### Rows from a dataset
☆ ☆ ☆ ☆

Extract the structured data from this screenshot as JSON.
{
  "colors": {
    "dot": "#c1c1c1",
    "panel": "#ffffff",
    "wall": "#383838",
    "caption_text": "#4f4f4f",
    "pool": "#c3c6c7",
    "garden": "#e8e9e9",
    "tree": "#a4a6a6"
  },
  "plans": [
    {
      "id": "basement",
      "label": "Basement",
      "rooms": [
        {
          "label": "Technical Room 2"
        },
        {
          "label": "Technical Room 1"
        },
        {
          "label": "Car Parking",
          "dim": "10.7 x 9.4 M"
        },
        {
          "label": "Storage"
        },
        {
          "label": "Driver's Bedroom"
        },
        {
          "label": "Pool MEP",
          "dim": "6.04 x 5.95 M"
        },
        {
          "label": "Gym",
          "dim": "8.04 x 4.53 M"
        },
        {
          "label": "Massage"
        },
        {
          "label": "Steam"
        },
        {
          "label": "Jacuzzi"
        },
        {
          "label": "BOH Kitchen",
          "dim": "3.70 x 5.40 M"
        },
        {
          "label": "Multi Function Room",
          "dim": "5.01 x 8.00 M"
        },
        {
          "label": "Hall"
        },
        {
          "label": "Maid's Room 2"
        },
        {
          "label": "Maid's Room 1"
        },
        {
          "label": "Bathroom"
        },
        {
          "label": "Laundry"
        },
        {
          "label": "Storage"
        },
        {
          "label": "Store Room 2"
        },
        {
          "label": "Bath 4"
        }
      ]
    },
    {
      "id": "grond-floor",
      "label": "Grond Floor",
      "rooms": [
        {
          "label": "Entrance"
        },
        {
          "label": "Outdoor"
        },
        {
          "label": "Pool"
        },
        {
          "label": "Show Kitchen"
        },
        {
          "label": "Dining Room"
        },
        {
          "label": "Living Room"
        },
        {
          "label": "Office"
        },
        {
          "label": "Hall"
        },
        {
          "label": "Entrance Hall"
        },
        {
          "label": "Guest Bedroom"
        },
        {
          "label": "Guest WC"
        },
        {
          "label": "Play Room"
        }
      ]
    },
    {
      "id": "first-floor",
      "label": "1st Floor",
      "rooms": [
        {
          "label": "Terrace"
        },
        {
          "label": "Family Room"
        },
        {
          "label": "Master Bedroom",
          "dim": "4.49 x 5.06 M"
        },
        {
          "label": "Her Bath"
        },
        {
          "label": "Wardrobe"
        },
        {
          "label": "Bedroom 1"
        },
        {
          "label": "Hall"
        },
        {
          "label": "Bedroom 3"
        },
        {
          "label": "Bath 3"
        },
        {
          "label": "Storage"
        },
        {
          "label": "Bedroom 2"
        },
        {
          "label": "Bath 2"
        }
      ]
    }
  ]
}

☆ ☆ ☆ ☆

### To be done
Restate each record exactly as written.

### Response below
Extract the structured data from this screenshot as JSON.
{
  "colors": {
    "dot": "#c1c1c1",
    "panel": "#ffffff",
    "wall": "#383838",
    "caption_text": "#4f4f4f",
    "pool": "#c3c6c7",
    "garden": "#e8e9e9",
    "tree": "#a4a6a6"
  },
  "plans": [
    {
      "id": "basement",
      "label": "Basement",
      "rooms": [
        {
          "label": "Technical Room 2"
        },
        {
          "label": "Technical Room 1"
        },
        {
          "label": "Car Parking",
          "dim": "10.7 x 9.4 M"
        },
        {
          "label": "Storage"
        },
        {
          "label": "Driver's Bedroom"
        },
        {
          "label": "Pool MEP",
          "dim": "6.04 x 5.95 M"
        },
        {
          "label": "Gym",
          "dim": "8.04 x 4.53 M"
        },
        {
          "label": "Massage"
        },
        {
          "label": "Steam"
        },
        {
          "label": "Jacuzzi"
        },
        {
          "label": "BOH Kitchen",
          "dim": "3.70 x 5.40 M"
        },
        {
          "label": "Multi Function Room",
          "dim": "5.01 x 8.00 M"
        },
        {
          "label": "Hall"
        },
        {
          "label": "Maid's Room 2"
        },
        {
          "label": "Maid's Room 1"
        },
        {
          "label": "Bathroom"
        },
        {
          "label": "Laundry"
        },
        {
          "label": "Storage"
        },
        {
          "label": "Store Room 2"
        },
        {
          "label": "Bath 4"
        }
      ]
    },
    {
      "id": "grond-floor",
      "label": "Grond Floor",
      "rooms": [
        {
          "label": "Entrance"
        },
        {
          "label": "Outdoor"
        },
        {
          "label": "Pool"
        },
        {
          "label": "Show Kitchen"
        },
        {
          "label": "Dining Room"
        },
        {
          "label": "Living Room"
        },
        {
          "label": "Office"
        },
        {
          "label": "Hall"
        },
        {
          "label": "Entrance Hall"
        },
        {
          "label": "Guest Bedroom"
        },
        {
          "label": "Guest WC"
        },
        {
          "label": "Play Room"
        }
      ]
    },
    {
      "id": "first-floor",
      "label": "1st Floor",
      "rooms": [
        {
          "label": "Terrace"
        },
        {
          "label": "Family Room"
        },
        {
          "label": "Master Bedroom",
          "dim": "4.49 x 5.06 M"
        },
        {
          "label": "Her Bath"
        },
        {
          "label": "Wardrobe"
        },
        {
          "label": "Bedroom 1"
        },
        {
          "label": "Hall"
        },
        {
          "label": "Bedroom 3"
        },
        {
          "label": "Bath 3"
        },
        {
          "label": "Storage"
        },
        {
          "label": "Bedroom 2"
        },
        {
          "label": "Bath 2"
        }
      ]
    }
  ]
}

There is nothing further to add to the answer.